◆ To do
Each line of the material must be repeated precisely, with the pictures left out.

>> START

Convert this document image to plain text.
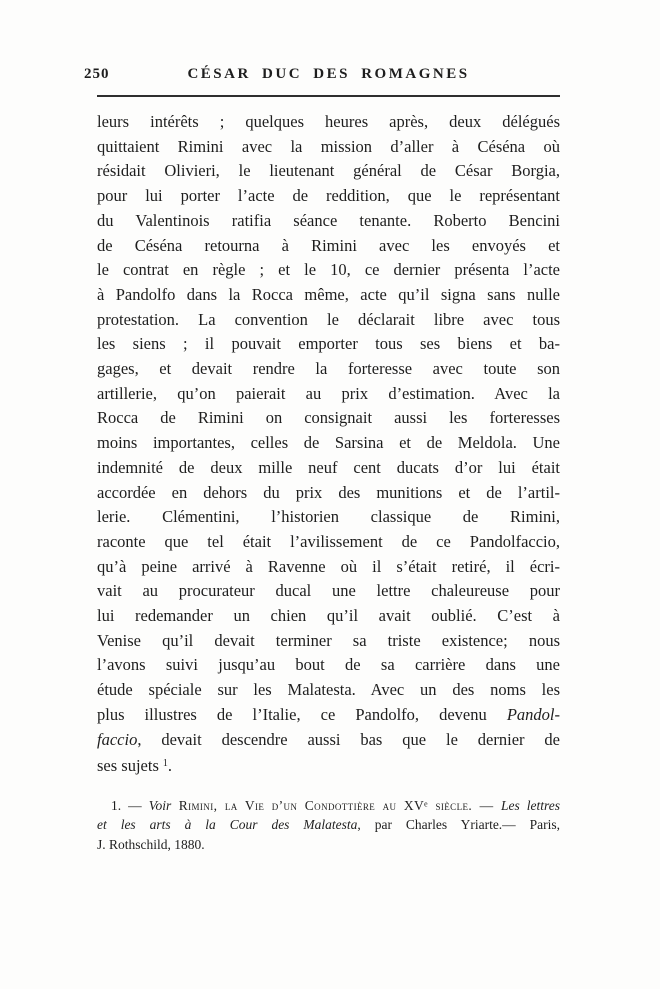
250	CÉSAR DUC DES ROMAGNES
leurs intérêts ; quelques heures après, deux délégués
quittaient Rimini avec la mission d’aller à Céséna où
résidait Olivieri, le lieutenant général de César Borgia,
pour lui porter l’acte de reddition, que le représentant
du Valentinois ratifia séance tenante. Roberto Bencini
de Céséna retourna à Rimini avec les envoyés et
le contrat en règle ; et le 10, ce dernier présenta l’acte
à Pandolfo dans la Rocca même, acte qu’il signa sans nulle
protestation. La convention le déclarait libre avec tous
les siens ; il pouvait emporter tous ses biens et ba-
gages, et devait rendre la forteresse avec toute son
artillerie, qu’on paierait au prix d’estimation. Avec la
Rocca de Rimini on consignait aussi les forteresses
moins importantes, celles de Sarsina et de Meldola. Une
indemnité de deux mille neuf cent ducats d’or lui était
accordée en dehors du prix des munitions et de l’artil-
lerie. Clémentini, l’historien classique de Rimini,
raconte que tel était l’avilissement de ce Pandolfaccio,
qu’à peine arrivé à Ravenne où il s’était retiré, il écri-
vait au procurateur ducal une lettre chaleureuse pour
lui redemander un chien qu’il avait oublié. C’est à
Venise qu’il devait terminer sa triste existence; nous
l’avons suivi jusqu’au bout de sa carrière dans une
étude spéciale sur les Malatesta. Avec un des noms les
plus illustres de l’Italie, ce Pandolfo, devenu Pandol-
faccio, devait descendre aussi bas que le dernier de
ses sujets $^1$.
1. — Voir Rimini, la Vie d’un Condottière au XVᵉ siècle. — Les lettres
et les arts à la Cour des Malatesta, par Charles Yriarte.— Paris,
J. Rothschild, 1880.
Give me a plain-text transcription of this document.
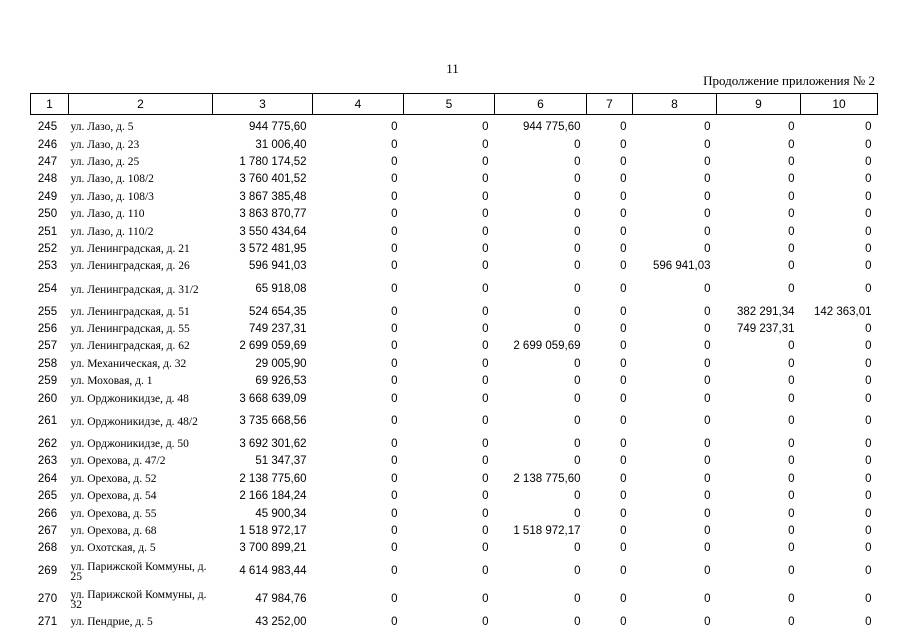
11
Продолжение приложения № 2
1	2	3	4	5	6	7	8	9	10
245	ул. Лазо, д. 5	944 775,60	0	0	944 775,60	0	0	0	0
246	ул. Лазо, д. 23	31 006,40	0	0	0	0	0	0	0
247	ул. Лазо, д. 25	1 780 174,52	0	0	0	0	0	0	0
248	ул. Лазо, д. 108/2	3 760 401,52	0	0	0	0	0	0	0
249	ул. Лазо, д. 108/3	3 867 385,48	0	0	0	0	0	0	0
250	ул. Лазо, д. 110	3 863 870,77	0	0	0	0	0	0	0
251	ул. Лазо, д. 110/2	3 550 434,64	0	0	0	0	0	0	0
252	ул. Ленинградская, д. 21	3 572 481,95	0	0	0	0	0	0	0
253	ул. Ленинградская, д. 26	596 941,03	0	0	0	0	596 941,03	0	0
254	ул. Ленинградская, д. 31/2	65 918,08	0	0	0	0	0	0	0
255	ул. Ленинградская, д. 51	524 654,35	0	0	0	0	0	382 291,34	142 363,01
256	ул. Ленинградская, д. 55	749 237,31	0	0	0	0	0	749 237,31	0
257	ул. Ленинградская, д. 62	2 699 059,69	0	0	2 699 059,69	0	0	0	0
258	ул. Механическая, д. 32	29 005,90	0	0	0	0	0	0	0
259	ул. Моховая, д. 1	69 926,53	0	0	0	0	0	0	0
260	ул. Орджоникидзе, д. 48	3 668 639,09	0	0	0	0	0	0	0
261	ул. Орджоникидзе, д. 48/2	3 735 668,56	0	0	0	0	0	0	0
262	ул. Орджоникидзе, д. 50	3 692 301,62	0	0	0	0	0	0	0
263	ул. Орехова, д. 47/2	51 347,37	0	0	0	0	0	0	0
264	ул. Орехова, д. 52	2 138 775,60	0	0	2 138 775,60	0	0	0	0
265	ул. Орехова, д. 54	2 166 184,24	0	0	0	0	0	0	0
266	ул. Орехова, д. 55	45 900,34	0	0	0	0	0	0	0
267	ул. Орехова, д. 68	1 518 972,17	0	0	1 518 972,17	0	0	0	0
268	ул. Охотская, д. 5	3 700 899,21	0	0	0	0	0	0	0
269	ул. Парижской Коммуны, д. 25	4 614 983,44	0	0	0	0	0	0	0
270	ул. Парижской Коммуны, д. 32	47 984,76	0	0	0	0	0	0	0
271	ул. Пендрие, д. 5	43 252,00	0	0	0	0	0	0	0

>> END

◆ Complete output
Convert this document image to plain text.
250	CÉSAR DUC DES ROMAGNES
leurs intérêts ; quelques heures après, deux délégués
quittaient Rimini avec la mission d’aller à Céséna où
résidait Olivieri, le lieutenant général de César Borgia,
pour lui porter l’acte de reddition, que le représentant
du Valentinois ratifia séance tenante. Roberto Bencini
de Céséna retourna à Rimini avec les envoyés et
le contrat en règle ; et le 10, ce dernier présenta l’acte
à Pandolfo dans la Rocca même, acte qu’il signa sans nulle
protestation. La convention le déclarait libre avec tous
les siens ; il pouvait emporter tous ses biens et ba-
gages, et devait rendre la forteresse avec toute son
artillerie, qu’on paierait au prix d’estimation. Avec la
Rocca de Rimini on consignait aussi les forteresses
moins importantes, celles de Sarsina et de Meldola. Une
indemnité de deux mille neuf cent ducats d’or lui était
accordée en dehors du prix des munitions et de l’artil-
lerie. Clémentini, l’historien classique de Rimini,
raconte que tel était l’avilissement de ce Pandolfaccio,
qu’à peine arrivé à Ravenne où il s’était retiré, il écri-
vait au procurateur ducal une lettre chaleureuse pour
lui redemander un chien qu’il avait oublié. C’est à
Venise qu’il devait terminer sa triste existence; nous
l’avons suivi jusqu’au bout de sa carrière dans une
étude spéciale sur les Malatesta. Avec un des noms les
plus illustres de l’Italie, ce Pandolfo, devenu Pandol-
faccio, devait descendre aussi bas que le dernier de
ses sujets $^1$.
1. — Voir Rimini, la Vie d’un Condottière au XVᵉ siècle. — Les lettres
et les arts à la Cour des Malatesta, par Charles Yriarte.— Paris,
J. Rothschild, 1880.
Give me a plain-text transcription of this document.
11
Продолжение приложения № 2
1	2	3	4	5	6	7	8	9	10
245	ул. Лазо, д. 5	944 775,60	0	0	944 775,60	0	0	0	0
246	ул. Лазо, д. 23	31 006,40	0	0	0	0	0	0	0
247	ул. Лазо, д. 25	1 780 174,52	0	0	0	0	0	0	0
248	ул. Лазо, д. 108/2	3 760 401,52	0	0	0	0	0	0	0
249	ул. Лазо, д. 108/3	3 867 385,48	0	0	0	0	0	0	0
250	ул. Лазо, д. 110	3 863 870,77	0	0	0	0	0	0	0
251	ул. Лазо, д. 110/2	3 550 434,64	0	0	0	0	0	0	0
252	ул. Ленинградская, д. 21	3 572 481,95	0	0	0	0	0	0	0
253	ул. Ленинградская, д. 26	596 941,03	0	0	0	0	596 941,03	0	0
254	ул. Ленинградская, д. 31/2	65 918,08	0	0	0	0	0	0	0
255	ул. Ленинградская, д. 51	524 654,35	0	0	0	0	0	382 291,34	142 363,01
256	ул. Ленинградская, д. 55	749 237,31	0	0	0	0	0	749 237,31	0
257	ул. Ленинградская, д. 62	2 699 059,69	0	0	2 699 059,69	0	0	0	0
258	ул. Механическая, д. 32	29 005,90	0	0	0	0	0	0	0
259	ул. Моховая, д. 1	69 926,53	0	0	0	0	0	0	0
260	ул. Орджоникидзе, д. 48	3 668 639,09	0	0	0	0	0	0	0
261	ул. Орджоникидзе, д. 48/2	3 735 668,56	0	0	0	0	0	0	0
262	ул. Орджоникидзе, д. 50	3 692 301,62	0	0	0	0	0	0	0
263	ул. Орехова, д. 47/2	51 347,37	0	0	0	0	0	0	0
264	ул. Орехова, д. 52	2 138 775,60	0	0	2 138 775,60	0	0	0	0
265	ул. Орехова, д. 54	2 166 184,24	0	0	0	0	0	0	0
266	ул. Орехова, д. 55	45 900,34	0	0	0	0	0	0	0
267	ул. Орехова, д. 68	1 518 972,17	0	0	1 518 972,17	0	0	0	0
268	ул. Охотская, д. 5	3 700 899,21	0	0	0	0	0	0	0
269	ул. Парижской Коммуны, д. 25	4 614 983,44	0	0	0	0	0	0	0
270	ул. Парижской Коммуны, д. 32	47 984,76	0	0	0	0	0	0	0
271	ул. Пендрие, д. 5	43 252,00	0	0	0	0	0	0	0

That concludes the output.